--- BEGIN TEXT SHOWN ---
WLCG Management Board

Date/Time

Tuesday 21 April 2009 –MB Meeting - 16:00-17:00

Agenda

http://indico.cern.ch/conferenceDisplay.py?confId=55735

Members

http://lcg.web.cern.ch/LCG/Boards/MB/mb-members.html

 

(Version 1 – 26.4.2009)

Participants

A.Aimar (notes), O.Barring, I.Bird (chair), K.Bos, D.Britton, T.Cass, Ph.Charpentier, L.Dell’Agnello, M.Ernst, I.Fisk, Qin Gang, J.Gordon, A.Heiss, F.Hernandez, M.Lamanna, G.Merino, A.Pace, R.Pordes, H.Renshall, M.Schulz, Y.Schutz, R.Tafirout, J.Templon

Invited

R.Wartel

Action List

https://twiki.cern.ch/twiki/bin/view/LCG/MbActionList

Mailing List Archive

https://mmm.cern.ch/public/archive-list/w/worldwide-lcg-management-board/

Next Meeting

Tuesday 28 April 2009 16:00-17:00 – Phone Meeting

1.   Minutes and Matters Arising (Minutes)

 

1.1      Minutes of Previous Meeting

The minutes of the previous MB meeting were approved.

 

2.   Action List Review (List of actions) 

 

  • VOBoxes SLAs:
    • CMS: Several SLAs still to approve (ASGC, IN2P3, CERN and PIC).
    • ALICE: Still to approve the SLA with NDGF. Comments exchanged with NL-T1.
  • 16 Dec 2008 - Sites requested clarification on the data flows and rates from the Experiments. The best is to have information in the form provided by the Data flows from the Experiments. Dataflow from LHCb

The Experiments agreed to present their dataflow and rates at May’s GDB.

  • M.Schulz will summarize the situation of the User Analysis WG in an email to the WLCG MB.

Not done.

  • .Bird will look for the chairperson and also distribute a proposal for the mandate of the WLCG Technical Forum and reminding the GDB’s mandate.

Will be for next week.

  • 14 Apr 2009 - CNAF reports on how they plan to handle the security incidents report and periodic tests

L.Dell’Agnello summarized the phone call with R.Wartel discussing CNAF failing the recent test alarms. The decision is that CNAF’s local operators and grid managers are going to be trained in order to cover future grid incidents. A written procedure is going to be made available to the people involved and CNAF will internally simulate the test alarms.

I.Bird asked whether the Security team intends to re-run the challenges.
--- END TEXT SHOWN ---
--- BEGIN DATA EXCERPTS ---
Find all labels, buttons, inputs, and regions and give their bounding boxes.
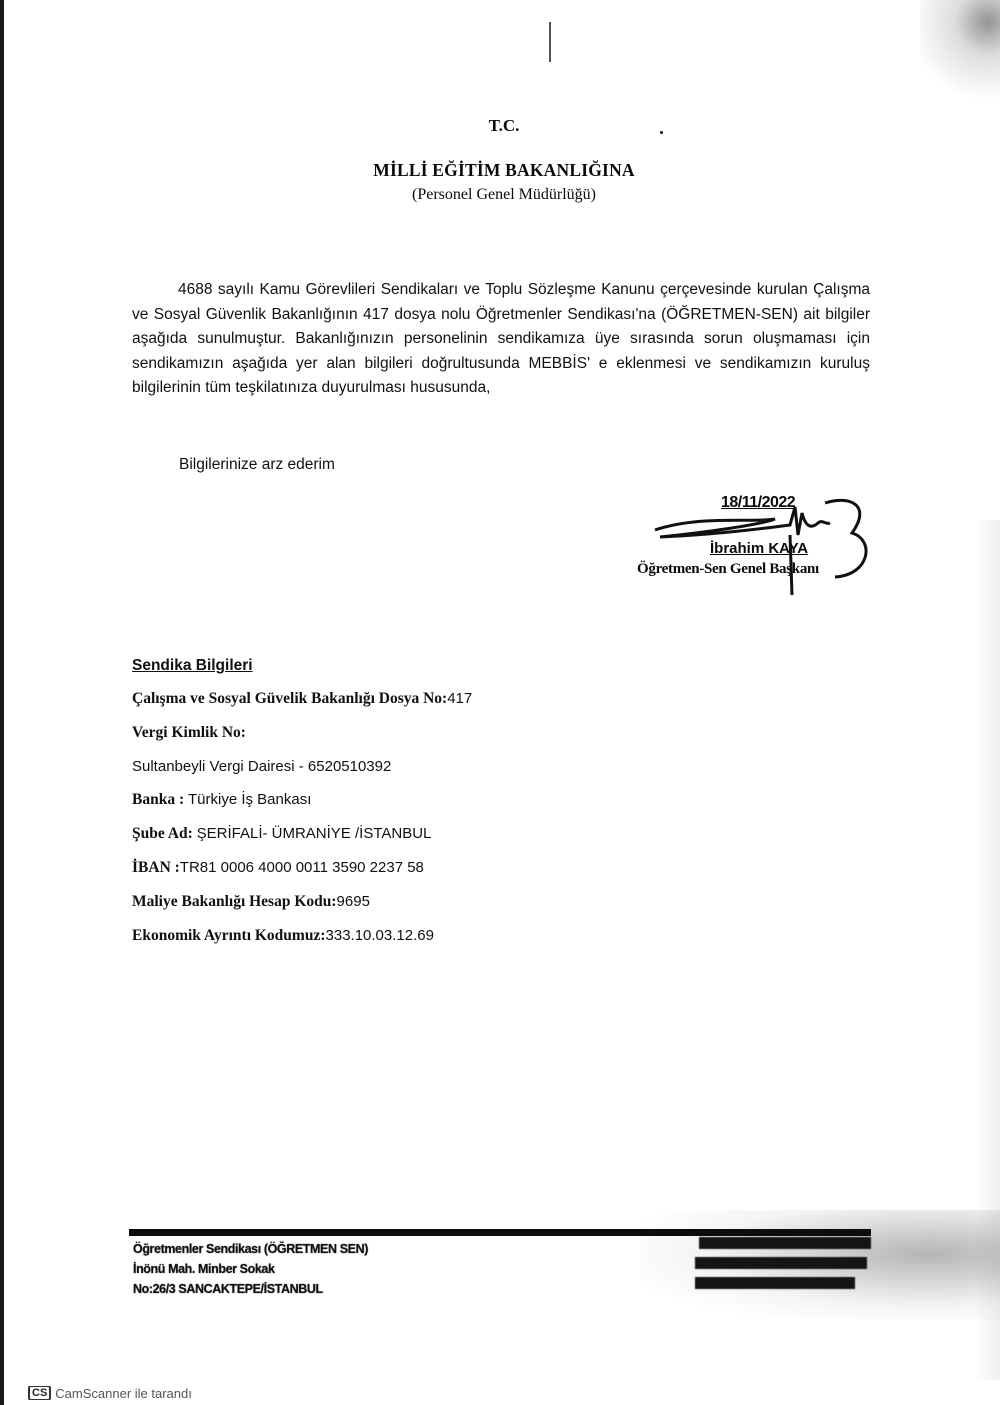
scan-noise — [920, 0, 1000, 110]
watermark-text: CamScanner ile tarandı — [55, 1386, 192, 1400]
union-info-section: Sendika Bilgileri Çalışma ve Sosyal Güve… — [132, 655, 472, 958]
directorate-subheading: (Personel Genel Müdürlüğü) — [0, 186, 1000, 204]
footer-address-line: İnönü Mah. Minber Sokak — [133, 1259, 368, 1279]
camscanner-logo-icon: CS — [28, 1386, 51, 1400]
scan-fold-mark — [549, 22, 551, 62]
info-row-tax-id: Vergi Kimlik No: — [132, 722, 472, 756]
info-row-account-code: Maliye Bakanlığı Hesap Kodu:9695 — [132, 891, 472, 925]
union-info-heading: Sendika Bilgileri — [132, 655, 472, 688]
letter-closing: Bilgilerinize arz ederim — [179, 456, 335, 474]
camscanner-watermark: CS CamScanner ile tarandı — [28, 1386, 192, 1400]
signatory-title: Öğretmen-Sen Genel Başkanı — [637, 561, 819, 578]
scan-edge — [0, 0, 4, 1405]
letter-body: 4688 sayılı Kamu Görevlileri Sendikaları… — [132, 278, 870, 401]
country-heading: T.C. — [0, 116, 1000, 136]
info-row-economic-code: Ekonomik Ayrıntı Kodumuz:333.10.03.12.69 — [132, 925, 472, 959]
ministry-heading: MİLLİ EĞİTİM BAKANLIĞINA — [0, 160, 1000, 181]
footer-address-line: Öğretmenler Sendikası (ÖĞRETMEN SEN) — [133, 1239, 368, 1259]
signatory-name: İbrahim KAYA — [710, 540, 808, 557]
info-row-iban: İBAN :TR81 0006 4000 0011 3590 2237 58 — [132, 857, 472, 891]
info-row-branch: Şube Ad: ŞERİFALİ- ÜMRANİYE /İSTANBUL — [132, 823, 472, 857]
footer-divider — [129, 1229, 871, 1236]
info-row-tax-office: Sultanbeyli Vergi Dairesi - 6520510392 — [132, 756, 472, 790]
signature-date: 18/11/2022 — [721, 494, 795, 512]
info-row-file-no: Çalışma ve Sosyal Güvelik Bakanlığı Dosy… — [132, 688, 472, 722]
footer-address: Öğretmenler Sendikası (ÖĞRETMEN SEN) İnö… — [133, 1239, 368, 1299]
footer-contact-illegible — [695, 1237, 875, 1297]
info-row-bank: Banka : Türkiye İş Bankası — [132, 789, 472, 823]
footer-address-line: No:26/3 SANCAKTEPE/İSTANBUL — [133, 1279, 368, 1299]
scanned-letter-page: T.C. MİLLİ EĞİTİM BAKANLIĞINA (Personel … — [0, 0, 1000, 1405]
--- END DATA EXCERPTS ---
DIRECTION:
According to the management board minutes, what will CNAF do so that it can cover future grid incidents?

OUTPUT OF THE TASK:
It will train its local operators and grid managers.